### [Set problem]
In the data below, find every line with the string "color" and pull it out.

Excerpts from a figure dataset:
++++++++++++++++++++

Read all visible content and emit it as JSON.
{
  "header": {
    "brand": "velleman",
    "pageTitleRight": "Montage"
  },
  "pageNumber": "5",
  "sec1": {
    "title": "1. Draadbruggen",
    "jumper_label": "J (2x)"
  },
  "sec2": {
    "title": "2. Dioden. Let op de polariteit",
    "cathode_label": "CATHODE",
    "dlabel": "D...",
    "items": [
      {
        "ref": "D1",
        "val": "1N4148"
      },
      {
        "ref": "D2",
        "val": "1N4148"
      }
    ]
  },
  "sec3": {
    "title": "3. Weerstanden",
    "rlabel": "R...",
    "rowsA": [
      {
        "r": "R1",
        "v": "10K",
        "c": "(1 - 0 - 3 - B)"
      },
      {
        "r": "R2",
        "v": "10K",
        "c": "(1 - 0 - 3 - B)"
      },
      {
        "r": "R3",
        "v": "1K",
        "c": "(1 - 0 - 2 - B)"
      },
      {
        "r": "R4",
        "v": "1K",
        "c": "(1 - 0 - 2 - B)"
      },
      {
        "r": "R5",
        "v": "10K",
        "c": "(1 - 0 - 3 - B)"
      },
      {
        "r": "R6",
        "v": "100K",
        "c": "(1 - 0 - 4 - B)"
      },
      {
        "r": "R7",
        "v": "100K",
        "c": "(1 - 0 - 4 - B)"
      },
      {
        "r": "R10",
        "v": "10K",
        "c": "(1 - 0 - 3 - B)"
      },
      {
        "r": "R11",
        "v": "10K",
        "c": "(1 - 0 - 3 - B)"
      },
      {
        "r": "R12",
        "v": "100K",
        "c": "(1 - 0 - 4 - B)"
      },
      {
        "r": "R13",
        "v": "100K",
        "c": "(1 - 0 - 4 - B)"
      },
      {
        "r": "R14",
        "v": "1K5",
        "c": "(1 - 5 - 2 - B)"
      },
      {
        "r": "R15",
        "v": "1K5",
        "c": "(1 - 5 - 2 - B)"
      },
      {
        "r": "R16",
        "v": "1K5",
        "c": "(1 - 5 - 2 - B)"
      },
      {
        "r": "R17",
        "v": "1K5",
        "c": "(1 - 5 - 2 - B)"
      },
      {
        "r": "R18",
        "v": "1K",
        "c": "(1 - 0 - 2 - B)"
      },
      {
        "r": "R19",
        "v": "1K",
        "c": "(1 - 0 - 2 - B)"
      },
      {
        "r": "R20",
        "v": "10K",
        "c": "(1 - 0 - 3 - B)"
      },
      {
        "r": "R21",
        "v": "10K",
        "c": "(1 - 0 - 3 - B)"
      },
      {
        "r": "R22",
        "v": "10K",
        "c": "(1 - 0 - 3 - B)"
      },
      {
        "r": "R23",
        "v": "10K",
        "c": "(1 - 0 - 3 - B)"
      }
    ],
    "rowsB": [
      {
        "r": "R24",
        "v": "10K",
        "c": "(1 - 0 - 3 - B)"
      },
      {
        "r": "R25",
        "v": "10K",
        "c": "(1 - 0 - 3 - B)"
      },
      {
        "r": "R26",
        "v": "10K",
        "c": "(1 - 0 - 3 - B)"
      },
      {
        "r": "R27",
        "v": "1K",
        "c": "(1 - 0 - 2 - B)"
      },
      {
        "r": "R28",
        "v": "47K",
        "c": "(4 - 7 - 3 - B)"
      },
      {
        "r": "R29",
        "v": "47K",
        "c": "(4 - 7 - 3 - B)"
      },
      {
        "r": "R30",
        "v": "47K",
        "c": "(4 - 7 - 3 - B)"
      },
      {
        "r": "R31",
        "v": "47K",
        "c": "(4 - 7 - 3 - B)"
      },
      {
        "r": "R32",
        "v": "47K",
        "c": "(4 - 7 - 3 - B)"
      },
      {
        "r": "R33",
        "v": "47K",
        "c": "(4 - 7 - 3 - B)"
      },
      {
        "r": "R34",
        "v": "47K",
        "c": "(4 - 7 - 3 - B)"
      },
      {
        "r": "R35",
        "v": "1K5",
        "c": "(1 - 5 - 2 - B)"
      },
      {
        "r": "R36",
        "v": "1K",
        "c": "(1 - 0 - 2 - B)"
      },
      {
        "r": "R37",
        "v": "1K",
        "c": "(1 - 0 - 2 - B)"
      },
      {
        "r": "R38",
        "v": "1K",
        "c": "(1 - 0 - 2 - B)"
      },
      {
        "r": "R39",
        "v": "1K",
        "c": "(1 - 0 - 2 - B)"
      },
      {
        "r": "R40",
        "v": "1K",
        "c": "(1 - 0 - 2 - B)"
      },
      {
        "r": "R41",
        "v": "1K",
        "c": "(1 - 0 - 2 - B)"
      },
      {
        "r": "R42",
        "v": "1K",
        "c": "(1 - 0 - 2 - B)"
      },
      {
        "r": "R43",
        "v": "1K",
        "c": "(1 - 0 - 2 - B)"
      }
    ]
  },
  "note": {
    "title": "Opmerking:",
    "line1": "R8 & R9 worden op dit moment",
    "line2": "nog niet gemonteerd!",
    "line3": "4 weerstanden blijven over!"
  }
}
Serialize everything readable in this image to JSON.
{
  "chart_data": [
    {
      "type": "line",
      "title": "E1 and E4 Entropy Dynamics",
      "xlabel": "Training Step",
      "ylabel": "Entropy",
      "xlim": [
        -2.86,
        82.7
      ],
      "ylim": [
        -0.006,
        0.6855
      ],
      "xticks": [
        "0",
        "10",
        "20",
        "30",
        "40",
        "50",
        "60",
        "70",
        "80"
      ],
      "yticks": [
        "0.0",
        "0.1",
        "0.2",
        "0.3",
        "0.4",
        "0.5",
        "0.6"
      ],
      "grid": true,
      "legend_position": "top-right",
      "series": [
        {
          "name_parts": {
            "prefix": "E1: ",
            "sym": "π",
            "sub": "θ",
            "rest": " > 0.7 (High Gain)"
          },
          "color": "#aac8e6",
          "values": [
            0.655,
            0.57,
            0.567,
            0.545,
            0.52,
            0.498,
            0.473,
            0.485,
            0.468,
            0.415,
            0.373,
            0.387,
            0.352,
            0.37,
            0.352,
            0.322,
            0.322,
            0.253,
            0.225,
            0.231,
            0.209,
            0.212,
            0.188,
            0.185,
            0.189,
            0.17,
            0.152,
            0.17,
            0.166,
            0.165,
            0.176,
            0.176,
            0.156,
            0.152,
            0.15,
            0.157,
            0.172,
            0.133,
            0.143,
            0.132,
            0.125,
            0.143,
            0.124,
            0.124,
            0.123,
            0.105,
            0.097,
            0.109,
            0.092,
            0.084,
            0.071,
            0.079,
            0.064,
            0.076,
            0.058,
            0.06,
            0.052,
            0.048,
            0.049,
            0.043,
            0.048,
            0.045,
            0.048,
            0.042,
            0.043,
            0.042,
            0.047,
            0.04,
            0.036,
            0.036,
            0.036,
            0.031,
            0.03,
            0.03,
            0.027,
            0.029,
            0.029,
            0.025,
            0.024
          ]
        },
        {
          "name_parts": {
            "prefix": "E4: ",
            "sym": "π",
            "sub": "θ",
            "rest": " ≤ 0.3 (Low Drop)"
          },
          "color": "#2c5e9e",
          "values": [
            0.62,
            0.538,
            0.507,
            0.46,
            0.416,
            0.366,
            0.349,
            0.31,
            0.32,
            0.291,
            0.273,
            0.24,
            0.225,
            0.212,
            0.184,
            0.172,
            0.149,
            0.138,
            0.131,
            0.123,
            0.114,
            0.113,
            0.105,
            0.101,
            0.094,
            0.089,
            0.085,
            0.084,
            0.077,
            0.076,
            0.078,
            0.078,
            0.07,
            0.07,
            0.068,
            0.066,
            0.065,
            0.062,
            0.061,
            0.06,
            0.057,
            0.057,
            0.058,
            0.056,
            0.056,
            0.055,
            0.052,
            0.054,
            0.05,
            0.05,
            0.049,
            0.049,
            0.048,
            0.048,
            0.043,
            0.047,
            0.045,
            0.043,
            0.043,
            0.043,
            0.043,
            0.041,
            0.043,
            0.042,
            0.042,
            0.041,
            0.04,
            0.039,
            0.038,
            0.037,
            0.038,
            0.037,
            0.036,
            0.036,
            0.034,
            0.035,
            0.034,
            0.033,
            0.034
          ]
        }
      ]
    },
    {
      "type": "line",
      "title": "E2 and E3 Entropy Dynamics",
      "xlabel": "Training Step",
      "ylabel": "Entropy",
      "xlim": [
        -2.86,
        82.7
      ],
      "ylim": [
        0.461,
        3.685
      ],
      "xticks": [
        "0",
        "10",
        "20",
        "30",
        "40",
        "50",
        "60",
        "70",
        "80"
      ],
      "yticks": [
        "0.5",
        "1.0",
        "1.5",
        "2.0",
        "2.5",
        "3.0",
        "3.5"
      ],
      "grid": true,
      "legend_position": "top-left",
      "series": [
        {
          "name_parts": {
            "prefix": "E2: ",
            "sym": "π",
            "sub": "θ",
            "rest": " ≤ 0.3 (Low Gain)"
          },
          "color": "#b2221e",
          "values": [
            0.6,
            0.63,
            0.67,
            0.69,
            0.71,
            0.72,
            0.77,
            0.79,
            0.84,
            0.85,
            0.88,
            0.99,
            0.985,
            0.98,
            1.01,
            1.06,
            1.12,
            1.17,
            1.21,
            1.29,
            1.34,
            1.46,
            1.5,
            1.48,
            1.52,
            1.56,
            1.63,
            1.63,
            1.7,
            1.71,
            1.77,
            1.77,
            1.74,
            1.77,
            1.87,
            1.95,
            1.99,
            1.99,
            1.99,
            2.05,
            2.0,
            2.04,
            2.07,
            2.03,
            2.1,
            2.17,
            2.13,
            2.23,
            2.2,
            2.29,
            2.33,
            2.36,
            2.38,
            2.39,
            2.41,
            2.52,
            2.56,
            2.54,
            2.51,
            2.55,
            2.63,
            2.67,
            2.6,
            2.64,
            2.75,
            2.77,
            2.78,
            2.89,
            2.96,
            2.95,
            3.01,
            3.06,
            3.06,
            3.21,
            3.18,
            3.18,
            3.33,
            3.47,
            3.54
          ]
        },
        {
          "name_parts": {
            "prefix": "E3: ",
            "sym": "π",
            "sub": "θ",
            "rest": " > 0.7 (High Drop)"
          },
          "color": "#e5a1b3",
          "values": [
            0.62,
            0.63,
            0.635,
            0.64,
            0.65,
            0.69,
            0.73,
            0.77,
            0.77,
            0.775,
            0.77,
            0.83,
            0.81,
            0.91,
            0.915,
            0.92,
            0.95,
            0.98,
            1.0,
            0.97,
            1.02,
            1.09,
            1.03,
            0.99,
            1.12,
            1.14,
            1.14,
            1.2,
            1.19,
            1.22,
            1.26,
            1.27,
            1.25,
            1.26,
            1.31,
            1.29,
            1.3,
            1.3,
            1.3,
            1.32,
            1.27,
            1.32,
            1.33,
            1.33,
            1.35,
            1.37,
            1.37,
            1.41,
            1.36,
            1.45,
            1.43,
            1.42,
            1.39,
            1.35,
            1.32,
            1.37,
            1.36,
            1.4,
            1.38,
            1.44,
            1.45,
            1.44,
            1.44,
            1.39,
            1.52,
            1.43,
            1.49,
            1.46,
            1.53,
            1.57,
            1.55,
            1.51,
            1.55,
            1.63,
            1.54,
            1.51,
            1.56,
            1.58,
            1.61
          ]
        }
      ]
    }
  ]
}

++++++++++++++++++++

### [Finished exercise]
          "color": "#aac8e6",
          "color": "#2c5e9e",
          "color": "#b2221e",
          "color": "#e5a1b3",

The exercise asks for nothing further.